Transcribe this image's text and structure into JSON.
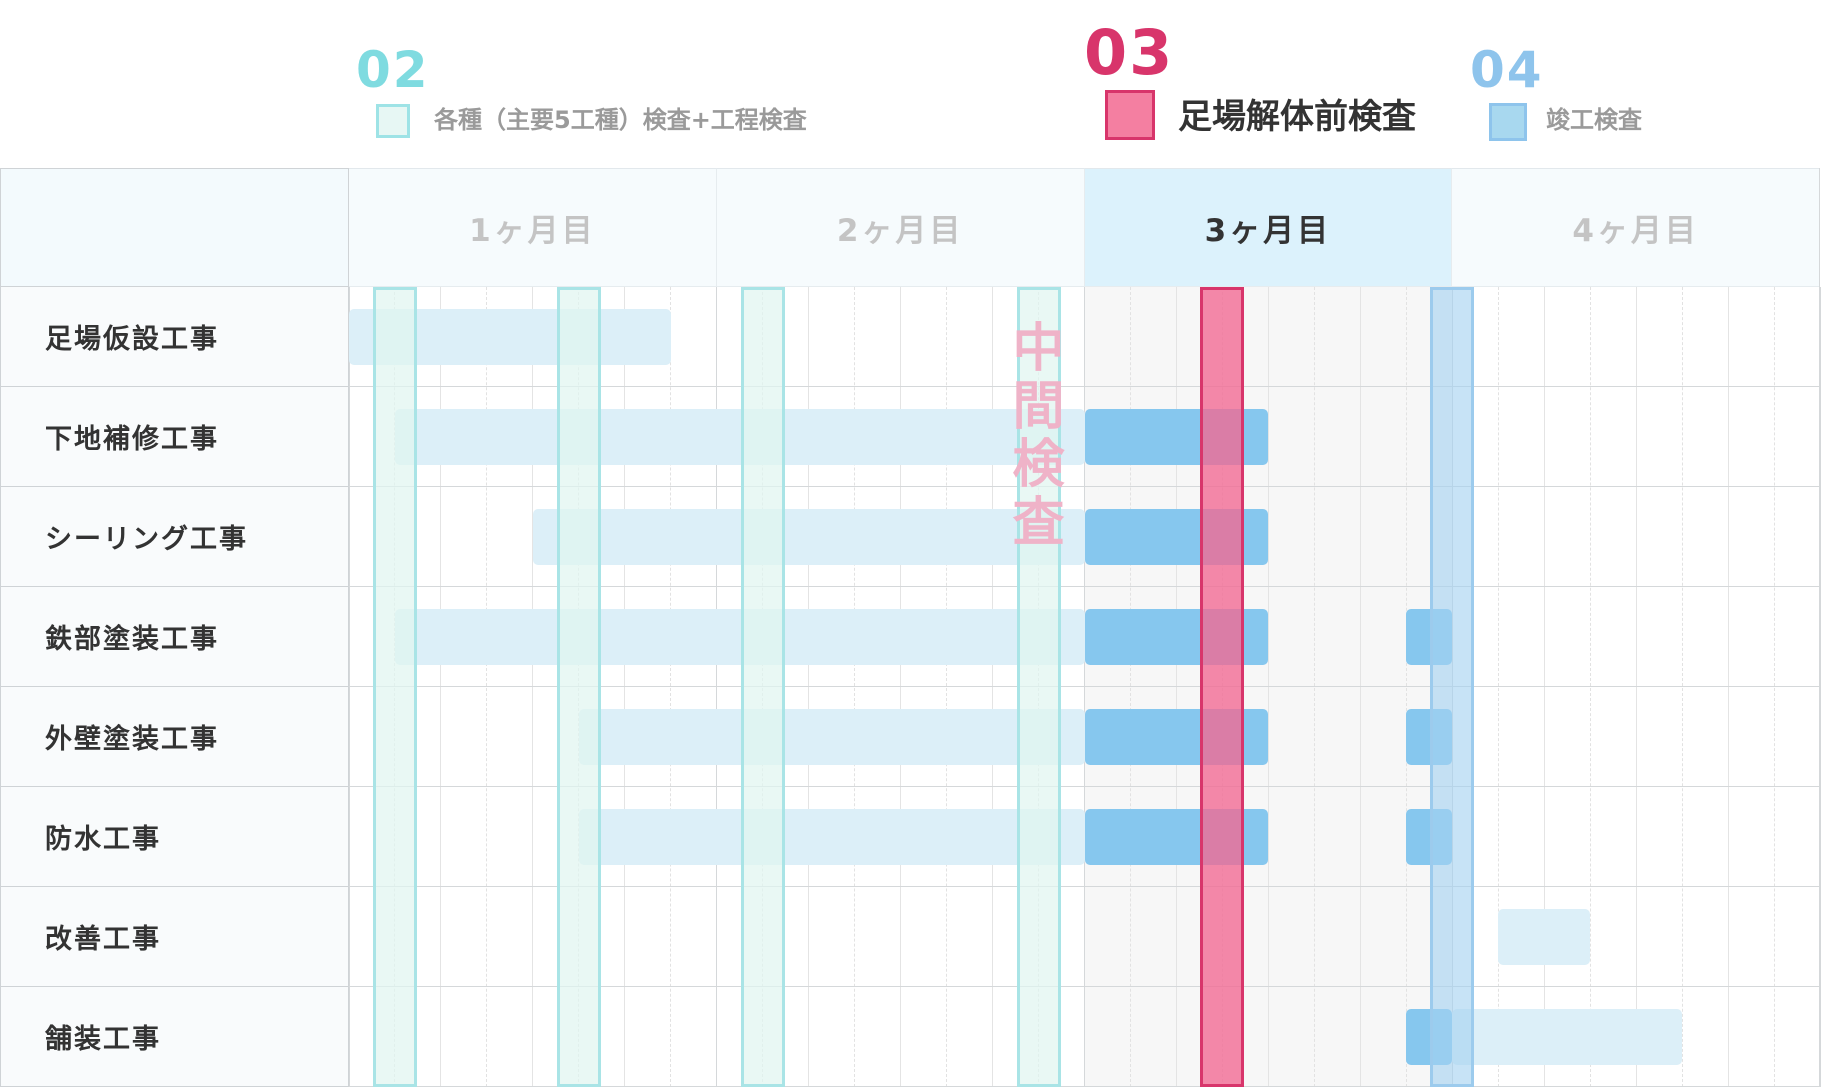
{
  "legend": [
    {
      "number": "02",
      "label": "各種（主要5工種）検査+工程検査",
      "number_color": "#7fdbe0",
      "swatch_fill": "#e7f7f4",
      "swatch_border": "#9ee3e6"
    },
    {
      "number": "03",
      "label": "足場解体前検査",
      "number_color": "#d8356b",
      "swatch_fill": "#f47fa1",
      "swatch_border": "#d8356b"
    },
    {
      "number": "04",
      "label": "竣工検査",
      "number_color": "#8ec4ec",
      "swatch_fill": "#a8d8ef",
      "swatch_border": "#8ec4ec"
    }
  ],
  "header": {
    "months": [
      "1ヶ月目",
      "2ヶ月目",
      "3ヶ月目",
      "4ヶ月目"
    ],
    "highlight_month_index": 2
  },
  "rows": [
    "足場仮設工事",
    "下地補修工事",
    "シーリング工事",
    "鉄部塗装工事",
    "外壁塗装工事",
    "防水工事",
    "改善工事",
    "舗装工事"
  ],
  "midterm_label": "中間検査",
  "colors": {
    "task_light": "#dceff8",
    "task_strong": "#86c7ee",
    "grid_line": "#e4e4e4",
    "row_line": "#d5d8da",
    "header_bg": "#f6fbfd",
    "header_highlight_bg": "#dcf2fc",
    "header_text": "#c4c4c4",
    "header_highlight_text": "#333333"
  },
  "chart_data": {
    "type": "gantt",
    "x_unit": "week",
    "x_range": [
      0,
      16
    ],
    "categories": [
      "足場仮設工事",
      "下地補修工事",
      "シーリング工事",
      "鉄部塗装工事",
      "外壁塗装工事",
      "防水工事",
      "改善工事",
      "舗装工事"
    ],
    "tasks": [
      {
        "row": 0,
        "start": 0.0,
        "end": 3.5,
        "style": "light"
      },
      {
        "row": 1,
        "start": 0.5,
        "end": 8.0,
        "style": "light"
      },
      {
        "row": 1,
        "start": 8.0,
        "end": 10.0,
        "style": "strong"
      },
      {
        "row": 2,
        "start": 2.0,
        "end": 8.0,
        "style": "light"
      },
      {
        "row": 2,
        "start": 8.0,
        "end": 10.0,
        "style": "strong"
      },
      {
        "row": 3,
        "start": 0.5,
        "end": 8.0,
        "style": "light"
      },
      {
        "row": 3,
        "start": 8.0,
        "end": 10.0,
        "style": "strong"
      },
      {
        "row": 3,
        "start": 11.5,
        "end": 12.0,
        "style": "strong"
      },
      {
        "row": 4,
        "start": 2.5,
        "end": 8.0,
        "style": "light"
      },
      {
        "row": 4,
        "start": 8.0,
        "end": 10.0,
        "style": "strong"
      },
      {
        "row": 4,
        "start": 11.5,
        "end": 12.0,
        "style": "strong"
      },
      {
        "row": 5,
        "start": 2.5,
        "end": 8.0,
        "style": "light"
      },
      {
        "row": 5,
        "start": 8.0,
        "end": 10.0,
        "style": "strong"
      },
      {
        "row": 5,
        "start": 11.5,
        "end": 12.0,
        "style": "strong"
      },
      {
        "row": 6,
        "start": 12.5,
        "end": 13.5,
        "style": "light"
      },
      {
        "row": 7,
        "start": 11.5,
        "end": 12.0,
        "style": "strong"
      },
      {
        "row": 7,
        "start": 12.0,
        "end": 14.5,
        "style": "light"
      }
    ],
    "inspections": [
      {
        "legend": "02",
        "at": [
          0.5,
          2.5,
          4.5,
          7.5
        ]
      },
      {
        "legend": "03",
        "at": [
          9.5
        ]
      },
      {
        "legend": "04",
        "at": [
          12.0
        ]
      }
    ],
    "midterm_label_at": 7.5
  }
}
==
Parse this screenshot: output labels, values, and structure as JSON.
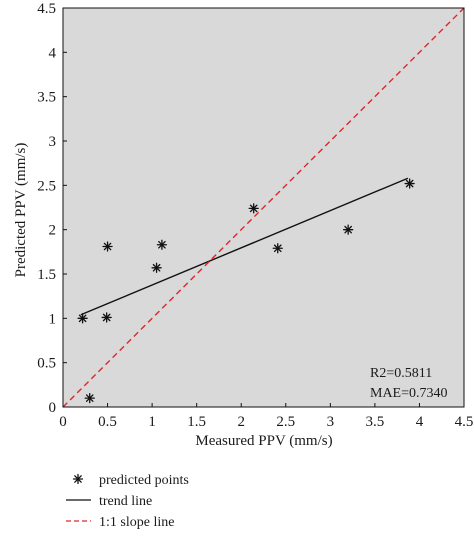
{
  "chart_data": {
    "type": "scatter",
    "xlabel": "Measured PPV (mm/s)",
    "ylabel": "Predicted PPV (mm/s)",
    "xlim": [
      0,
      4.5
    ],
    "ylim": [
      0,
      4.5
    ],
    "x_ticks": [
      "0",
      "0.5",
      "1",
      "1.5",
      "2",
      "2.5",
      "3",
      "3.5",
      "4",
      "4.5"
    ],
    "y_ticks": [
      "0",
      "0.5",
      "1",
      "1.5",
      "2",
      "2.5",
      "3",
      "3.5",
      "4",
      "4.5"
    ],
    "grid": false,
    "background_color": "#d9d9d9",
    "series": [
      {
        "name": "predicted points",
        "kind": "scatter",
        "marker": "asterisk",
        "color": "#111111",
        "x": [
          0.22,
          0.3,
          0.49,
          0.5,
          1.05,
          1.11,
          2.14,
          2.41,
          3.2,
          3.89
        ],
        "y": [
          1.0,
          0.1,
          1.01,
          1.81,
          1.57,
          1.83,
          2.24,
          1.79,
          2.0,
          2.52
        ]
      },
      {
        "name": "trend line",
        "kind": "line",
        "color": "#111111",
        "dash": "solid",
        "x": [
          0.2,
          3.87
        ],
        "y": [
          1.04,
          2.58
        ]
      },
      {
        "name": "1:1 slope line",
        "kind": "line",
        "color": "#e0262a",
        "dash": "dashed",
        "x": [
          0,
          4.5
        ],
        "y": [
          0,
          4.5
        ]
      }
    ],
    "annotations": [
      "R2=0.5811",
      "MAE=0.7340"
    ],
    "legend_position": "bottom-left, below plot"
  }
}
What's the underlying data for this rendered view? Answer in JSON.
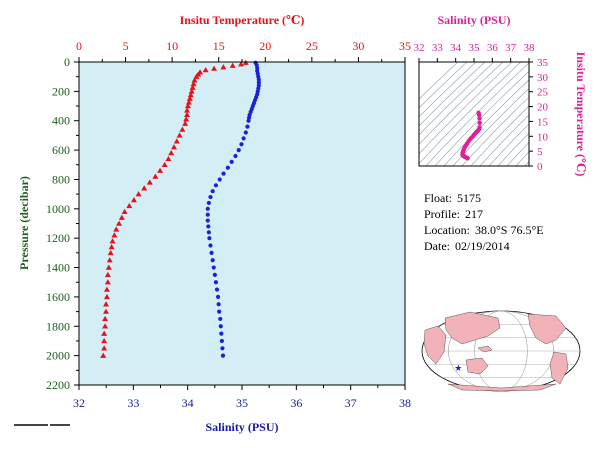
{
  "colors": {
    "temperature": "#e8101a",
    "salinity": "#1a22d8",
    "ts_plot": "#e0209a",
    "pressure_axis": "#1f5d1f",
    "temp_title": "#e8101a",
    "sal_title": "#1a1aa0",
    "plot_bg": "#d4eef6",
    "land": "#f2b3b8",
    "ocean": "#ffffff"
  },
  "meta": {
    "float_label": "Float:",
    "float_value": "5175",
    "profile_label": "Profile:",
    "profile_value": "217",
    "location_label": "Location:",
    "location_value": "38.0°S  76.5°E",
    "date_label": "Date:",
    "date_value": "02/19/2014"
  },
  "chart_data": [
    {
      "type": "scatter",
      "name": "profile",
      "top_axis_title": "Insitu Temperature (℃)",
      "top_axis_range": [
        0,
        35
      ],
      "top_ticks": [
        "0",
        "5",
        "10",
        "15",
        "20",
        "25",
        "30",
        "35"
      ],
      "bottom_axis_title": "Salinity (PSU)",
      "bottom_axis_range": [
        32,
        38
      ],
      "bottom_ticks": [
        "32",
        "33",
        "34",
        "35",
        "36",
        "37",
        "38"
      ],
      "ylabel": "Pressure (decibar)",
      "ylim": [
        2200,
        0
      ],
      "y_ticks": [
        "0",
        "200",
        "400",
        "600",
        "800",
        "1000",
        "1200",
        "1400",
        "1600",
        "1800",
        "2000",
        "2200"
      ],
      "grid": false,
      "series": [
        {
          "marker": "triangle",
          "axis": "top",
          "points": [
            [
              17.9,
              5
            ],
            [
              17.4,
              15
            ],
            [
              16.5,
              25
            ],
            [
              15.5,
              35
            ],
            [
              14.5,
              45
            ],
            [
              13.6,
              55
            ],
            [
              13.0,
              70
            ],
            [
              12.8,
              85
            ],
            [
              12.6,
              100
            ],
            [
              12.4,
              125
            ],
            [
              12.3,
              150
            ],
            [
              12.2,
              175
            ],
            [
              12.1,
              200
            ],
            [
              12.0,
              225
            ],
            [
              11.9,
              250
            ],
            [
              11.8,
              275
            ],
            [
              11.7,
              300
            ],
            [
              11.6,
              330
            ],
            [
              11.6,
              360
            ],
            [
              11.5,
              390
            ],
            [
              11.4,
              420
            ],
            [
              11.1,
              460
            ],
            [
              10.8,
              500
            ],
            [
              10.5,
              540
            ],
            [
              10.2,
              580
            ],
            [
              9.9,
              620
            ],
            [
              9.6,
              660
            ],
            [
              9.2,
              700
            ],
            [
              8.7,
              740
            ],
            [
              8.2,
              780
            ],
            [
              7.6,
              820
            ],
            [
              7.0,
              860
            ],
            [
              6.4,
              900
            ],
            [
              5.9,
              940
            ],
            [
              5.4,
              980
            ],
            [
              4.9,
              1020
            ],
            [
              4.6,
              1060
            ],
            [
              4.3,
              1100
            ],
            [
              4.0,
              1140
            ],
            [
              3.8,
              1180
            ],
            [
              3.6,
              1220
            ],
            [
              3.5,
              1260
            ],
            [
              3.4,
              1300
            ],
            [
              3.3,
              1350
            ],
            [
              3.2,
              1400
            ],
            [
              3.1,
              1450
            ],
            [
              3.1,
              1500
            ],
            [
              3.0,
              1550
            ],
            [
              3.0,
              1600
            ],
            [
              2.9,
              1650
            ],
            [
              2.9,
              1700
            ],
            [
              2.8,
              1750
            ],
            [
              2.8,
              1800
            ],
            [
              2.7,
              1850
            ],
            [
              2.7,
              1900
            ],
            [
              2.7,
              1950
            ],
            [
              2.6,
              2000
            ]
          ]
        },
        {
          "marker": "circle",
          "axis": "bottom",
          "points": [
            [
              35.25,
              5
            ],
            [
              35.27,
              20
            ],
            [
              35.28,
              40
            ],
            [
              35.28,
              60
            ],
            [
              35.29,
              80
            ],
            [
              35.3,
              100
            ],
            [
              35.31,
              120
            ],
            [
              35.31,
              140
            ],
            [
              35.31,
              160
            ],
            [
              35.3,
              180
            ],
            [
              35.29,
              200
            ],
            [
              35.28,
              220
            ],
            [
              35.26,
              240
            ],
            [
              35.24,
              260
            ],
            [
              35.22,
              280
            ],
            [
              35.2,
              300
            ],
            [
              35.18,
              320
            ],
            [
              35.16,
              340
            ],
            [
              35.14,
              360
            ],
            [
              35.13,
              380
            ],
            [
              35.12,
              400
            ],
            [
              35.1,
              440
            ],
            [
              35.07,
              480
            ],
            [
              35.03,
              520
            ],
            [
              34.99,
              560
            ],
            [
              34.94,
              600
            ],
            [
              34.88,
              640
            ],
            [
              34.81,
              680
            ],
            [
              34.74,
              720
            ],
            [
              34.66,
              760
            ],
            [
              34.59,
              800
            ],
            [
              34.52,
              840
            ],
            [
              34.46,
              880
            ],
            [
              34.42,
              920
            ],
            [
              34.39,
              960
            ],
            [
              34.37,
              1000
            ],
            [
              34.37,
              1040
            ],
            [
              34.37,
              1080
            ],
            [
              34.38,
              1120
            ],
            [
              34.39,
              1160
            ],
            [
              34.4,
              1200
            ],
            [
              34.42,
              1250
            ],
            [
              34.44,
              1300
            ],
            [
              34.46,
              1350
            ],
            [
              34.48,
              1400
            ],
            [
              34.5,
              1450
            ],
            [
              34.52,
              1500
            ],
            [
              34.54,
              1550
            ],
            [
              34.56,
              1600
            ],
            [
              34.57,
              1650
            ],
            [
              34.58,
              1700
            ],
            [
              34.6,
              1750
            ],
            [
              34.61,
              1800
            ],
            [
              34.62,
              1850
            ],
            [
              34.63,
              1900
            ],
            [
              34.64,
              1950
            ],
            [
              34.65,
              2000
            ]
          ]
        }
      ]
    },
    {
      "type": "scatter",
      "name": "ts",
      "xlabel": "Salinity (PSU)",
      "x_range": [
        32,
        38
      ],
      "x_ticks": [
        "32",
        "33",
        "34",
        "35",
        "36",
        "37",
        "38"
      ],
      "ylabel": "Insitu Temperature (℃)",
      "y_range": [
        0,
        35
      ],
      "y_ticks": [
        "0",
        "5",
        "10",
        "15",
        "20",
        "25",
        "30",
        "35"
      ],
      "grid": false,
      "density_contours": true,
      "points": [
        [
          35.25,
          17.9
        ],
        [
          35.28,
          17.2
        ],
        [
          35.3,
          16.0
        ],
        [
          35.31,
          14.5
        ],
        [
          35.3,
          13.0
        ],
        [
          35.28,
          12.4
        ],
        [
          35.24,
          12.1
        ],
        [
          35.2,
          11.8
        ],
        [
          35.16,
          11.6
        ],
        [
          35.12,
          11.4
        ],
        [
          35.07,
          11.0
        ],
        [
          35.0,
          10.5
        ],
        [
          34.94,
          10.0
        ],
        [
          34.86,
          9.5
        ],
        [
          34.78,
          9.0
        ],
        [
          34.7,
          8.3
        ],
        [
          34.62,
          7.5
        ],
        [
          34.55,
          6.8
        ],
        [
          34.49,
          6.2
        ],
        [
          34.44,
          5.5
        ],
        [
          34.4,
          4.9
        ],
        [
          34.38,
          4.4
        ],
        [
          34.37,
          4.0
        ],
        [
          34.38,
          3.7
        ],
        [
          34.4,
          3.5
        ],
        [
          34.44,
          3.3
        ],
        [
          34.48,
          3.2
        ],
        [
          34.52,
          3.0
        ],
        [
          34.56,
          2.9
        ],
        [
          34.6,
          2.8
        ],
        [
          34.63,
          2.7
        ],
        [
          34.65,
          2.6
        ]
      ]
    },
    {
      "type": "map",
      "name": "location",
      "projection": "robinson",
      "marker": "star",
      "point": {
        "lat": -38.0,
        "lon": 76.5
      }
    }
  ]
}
---
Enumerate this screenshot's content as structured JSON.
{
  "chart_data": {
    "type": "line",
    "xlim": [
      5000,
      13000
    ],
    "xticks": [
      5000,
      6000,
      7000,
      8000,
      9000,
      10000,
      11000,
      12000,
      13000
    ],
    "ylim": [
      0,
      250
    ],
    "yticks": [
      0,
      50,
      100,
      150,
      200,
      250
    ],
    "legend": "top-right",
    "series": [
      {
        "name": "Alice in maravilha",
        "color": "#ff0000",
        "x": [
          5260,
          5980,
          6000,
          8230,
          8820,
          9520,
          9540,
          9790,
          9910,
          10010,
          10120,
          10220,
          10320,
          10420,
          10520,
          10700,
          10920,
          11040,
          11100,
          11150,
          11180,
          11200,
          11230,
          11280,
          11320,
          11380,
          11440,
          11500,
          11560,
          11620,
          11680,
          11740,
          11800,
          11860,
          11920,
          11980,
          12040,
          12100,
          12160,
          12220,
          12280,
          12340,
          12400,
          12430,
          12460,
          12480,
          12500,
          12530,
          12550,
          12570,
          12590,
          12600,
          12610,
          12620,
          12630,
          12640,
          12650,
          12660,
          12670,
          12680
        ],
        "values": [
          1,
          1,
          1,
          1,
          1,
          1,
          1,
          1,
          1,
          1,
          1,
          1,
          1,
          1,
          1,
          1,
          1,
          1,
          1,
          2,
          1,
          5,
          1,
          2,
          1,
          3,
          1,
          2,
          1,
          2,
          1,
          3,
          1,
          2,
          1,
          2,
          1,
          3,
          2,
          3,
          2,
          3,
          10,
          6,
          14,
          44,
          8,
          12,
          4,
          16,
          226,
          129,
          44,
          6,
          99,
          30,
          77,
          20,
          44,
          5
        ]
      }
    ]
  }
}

▶ _WHAT NEEDS TO BE DONE_
Take every line containing the word "scatter" and copy it.

▶ _TASK RESULT_
    "type": "scatter",
        "kind": "scatter",
      "type": "scatter",
      "type": "scatter",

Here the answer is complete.